** START Extracted entries **

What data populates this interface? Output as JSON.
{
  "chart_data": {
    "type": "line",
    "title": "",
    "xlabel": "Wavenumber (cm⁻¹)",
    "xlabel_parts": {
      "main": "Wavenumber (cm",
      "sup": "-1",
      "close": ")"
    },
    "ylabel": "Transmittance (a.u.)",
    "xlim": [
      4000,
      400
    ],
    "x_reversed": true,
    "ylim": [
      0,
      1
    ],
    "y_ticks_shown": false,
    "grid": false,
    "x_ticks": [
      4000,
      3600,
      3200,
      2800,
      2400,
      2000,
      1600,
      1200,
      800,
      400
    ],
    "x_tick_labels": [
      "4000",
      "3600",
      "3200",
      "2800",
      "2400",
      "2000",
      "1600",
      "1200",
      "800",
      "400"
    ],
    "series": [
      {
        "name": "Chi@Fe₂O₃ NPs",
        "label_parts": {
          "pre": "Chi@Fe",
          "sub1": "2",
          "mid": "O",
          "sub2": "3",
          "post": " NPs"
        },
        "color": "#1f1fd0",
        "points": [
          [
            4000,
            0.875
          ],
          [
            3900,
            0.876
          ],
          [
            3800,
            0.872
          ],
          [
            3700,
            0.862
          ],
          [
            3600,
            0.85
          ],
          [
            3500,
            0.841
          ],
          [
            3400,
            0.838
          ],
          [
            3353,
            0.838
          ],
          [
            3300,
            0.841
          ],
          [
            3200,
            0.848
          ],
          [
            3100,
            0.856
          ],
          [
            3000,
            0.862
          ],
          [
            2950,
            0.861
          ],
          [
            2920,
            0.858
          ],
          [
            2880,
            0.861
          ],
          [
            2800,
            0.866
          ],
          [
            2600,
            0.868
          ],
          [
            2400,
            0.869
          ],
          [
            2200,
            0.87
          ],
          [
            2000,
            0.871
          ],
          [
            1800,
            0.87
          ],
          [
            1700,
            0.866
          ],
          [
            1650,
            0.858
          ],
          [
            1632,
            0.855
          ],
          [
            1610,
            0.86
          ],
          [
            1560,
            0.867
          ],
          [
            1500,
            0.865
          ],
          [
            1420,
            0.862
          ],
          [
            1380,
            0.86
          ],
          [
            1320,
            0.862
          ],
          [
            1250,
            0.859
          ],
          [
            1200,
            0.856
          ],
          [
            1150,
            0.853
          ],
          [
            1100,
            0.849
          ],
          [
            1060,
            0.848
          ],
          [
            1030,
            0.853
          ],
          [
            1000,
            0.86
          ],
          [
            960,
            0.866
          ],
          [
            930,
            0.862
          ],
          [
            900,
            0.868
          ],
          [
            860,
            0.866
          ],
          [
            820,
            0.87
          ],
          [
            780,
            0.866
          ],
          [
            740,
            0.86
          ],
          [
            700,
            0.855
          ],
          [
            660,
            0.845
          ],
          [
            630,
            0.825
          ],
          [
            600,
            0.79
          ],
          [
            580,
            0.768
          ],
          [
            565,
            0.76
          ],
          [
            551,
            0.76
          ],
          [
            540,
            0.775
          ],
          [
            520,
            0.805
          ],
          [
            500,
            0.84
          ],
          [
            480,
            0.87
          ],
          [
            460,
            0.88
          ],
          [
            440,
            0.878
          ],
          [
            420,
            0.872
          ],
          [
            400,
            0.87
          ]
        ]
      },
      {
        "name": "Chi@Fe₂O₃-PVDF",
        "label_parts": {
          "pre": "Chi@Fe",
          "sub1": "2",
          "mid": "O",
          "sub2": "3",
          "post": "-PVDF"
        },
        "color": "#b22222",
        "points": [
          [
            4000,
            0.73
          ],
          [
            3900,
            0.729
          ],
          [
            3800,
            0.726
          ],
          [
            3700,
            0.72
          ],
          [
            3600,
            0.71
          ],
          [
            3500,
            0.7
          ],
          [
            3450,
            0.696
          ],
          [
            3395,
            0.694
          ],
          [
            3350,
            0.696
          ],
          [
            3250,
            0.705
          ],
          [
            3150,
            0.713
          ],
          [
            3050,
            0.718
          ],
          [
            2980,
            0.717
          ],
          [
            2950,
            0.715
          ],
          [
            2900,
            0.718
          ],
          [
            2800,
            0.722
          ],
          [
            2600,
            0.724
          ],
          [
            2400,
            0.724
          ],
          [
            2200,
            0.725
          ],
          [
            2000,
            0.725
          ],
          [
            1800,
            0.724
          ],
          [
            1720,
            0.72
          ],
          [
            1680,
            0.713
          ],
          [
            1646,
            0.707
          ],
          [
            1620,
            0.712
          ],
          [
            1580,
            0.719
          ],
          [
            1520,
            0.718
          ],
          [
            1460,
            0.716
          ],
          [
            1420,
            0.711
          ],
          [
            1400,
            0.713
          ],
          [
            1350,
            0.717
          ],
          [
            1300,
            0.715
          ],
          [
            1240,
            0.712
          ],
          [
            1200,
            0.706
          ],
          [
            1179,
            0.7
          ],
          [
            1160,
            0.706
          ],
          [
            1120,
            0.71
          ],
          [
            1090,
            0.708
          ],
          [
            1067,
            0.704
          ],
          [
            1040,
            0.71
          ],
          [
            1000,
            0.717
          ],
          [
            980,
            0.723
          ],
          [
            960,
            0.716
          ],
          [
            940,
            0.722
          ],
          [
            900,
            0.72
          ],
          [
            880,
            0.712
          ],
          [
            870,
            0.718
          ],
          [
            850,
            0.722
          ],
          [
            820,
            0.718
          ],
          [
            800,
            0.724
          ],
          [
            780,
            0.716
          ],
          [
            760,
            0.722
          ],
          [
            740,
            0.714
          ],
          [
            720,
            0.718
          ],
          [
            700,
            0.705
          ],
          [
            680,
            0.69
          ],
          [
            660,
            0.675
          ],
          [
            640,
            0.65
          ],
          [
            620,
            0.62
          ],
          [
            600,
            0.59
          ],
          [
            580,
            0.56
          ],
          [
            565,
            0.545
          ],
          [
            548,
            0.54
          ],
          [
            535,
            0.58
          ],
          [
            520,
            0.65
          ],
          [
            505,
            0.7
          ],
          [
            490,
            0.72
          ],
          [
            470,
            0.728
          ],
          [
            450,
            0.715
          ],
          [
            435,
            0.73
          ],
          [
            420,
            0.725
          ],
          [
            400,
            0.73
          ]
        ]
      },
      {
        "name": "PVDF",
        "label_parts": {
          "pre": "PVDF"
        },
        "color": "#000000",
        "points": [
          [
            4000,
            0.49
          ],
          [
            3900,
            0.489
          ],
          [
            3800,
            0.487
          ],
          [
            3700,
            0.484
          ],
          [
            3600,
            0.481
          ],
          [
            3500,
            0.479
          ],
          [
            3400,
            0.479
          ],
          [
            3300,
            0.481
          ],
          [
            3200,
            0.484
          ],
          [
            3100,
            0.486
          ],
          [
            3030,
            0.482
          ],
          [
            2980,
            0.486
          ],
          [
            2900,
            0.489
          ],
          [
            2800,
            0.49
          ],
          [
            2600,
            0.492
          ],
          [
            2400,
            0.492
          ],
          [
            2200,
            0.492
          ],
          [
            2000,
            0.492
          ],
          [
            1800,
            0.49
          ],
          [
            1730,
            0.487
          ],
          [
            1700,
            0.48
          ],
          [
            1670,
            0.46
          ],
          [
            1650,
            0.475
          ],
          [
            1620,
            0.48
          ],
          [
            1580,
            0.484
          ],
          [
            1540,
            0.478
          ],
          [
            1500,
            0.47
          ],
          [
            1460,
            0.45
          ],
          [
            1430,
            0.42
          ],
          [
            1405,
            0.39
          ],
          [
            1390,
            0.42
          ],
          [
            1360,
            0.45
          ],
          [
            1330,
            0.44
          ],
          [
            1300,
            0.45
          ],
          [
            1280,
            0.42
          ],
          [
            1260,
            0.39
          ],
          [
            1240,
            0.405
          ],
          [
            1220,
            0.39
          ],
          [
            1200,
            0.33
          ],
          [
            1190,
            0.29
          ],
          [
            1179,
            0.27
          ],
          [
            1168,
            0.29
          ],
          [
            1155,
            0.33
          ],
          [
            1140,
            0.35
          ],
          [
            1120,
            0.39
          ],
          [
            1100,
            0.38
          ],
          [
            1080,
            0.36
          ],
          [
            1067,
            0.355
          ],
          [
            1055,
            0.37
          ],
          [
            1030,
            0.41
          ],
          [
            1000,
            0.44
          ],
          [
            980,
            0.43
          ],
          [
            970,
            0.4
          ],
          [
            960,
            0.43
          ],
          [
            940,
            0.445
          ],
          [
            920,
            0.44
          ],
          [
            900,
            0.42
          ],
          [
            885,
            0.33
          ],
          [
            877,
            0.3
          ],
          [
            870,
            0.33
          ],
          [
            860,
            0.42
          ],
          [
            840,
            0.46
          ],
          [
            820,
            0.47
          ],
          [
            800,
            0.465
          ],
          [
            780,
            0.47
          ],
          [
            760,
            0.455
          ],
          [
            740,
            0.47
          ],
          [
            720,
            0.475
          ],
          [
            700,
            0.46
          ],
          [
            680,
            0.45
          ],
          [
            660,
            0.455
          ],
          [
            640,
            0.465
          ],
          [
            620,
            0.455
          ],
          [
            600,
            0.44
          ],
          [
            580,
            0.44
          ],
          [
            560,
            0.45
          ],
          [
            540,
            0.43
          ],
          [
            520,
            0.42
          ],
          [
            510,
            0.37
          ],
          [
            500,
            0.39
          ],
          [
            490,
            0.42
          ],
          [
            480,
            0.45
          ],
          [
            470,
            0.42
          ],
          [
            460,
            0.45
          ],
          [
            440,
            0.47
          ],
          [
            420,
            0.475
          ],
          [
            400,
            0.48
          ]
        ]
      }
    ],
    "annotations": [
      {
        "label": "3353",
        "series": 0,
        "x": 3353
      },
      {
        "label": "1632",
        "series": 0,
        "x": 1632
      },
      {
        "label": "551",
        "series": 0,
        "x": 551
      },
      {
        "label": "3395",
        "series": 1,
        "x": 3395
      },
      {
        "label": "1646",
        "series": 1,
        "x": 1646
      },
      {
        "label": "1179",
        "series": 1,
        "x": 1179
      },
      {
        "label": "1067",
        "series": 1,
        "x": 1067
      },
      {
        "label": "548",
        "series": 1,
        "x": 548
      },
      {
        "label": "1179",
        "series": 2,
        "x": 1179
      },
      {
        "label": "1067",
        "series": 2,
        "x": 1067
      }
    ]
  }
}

** END Extracted entries **

Problem description: Among the entries above, how many lines hold the word "Fe₂O₃"? Reply with only that number.

Complete response: 2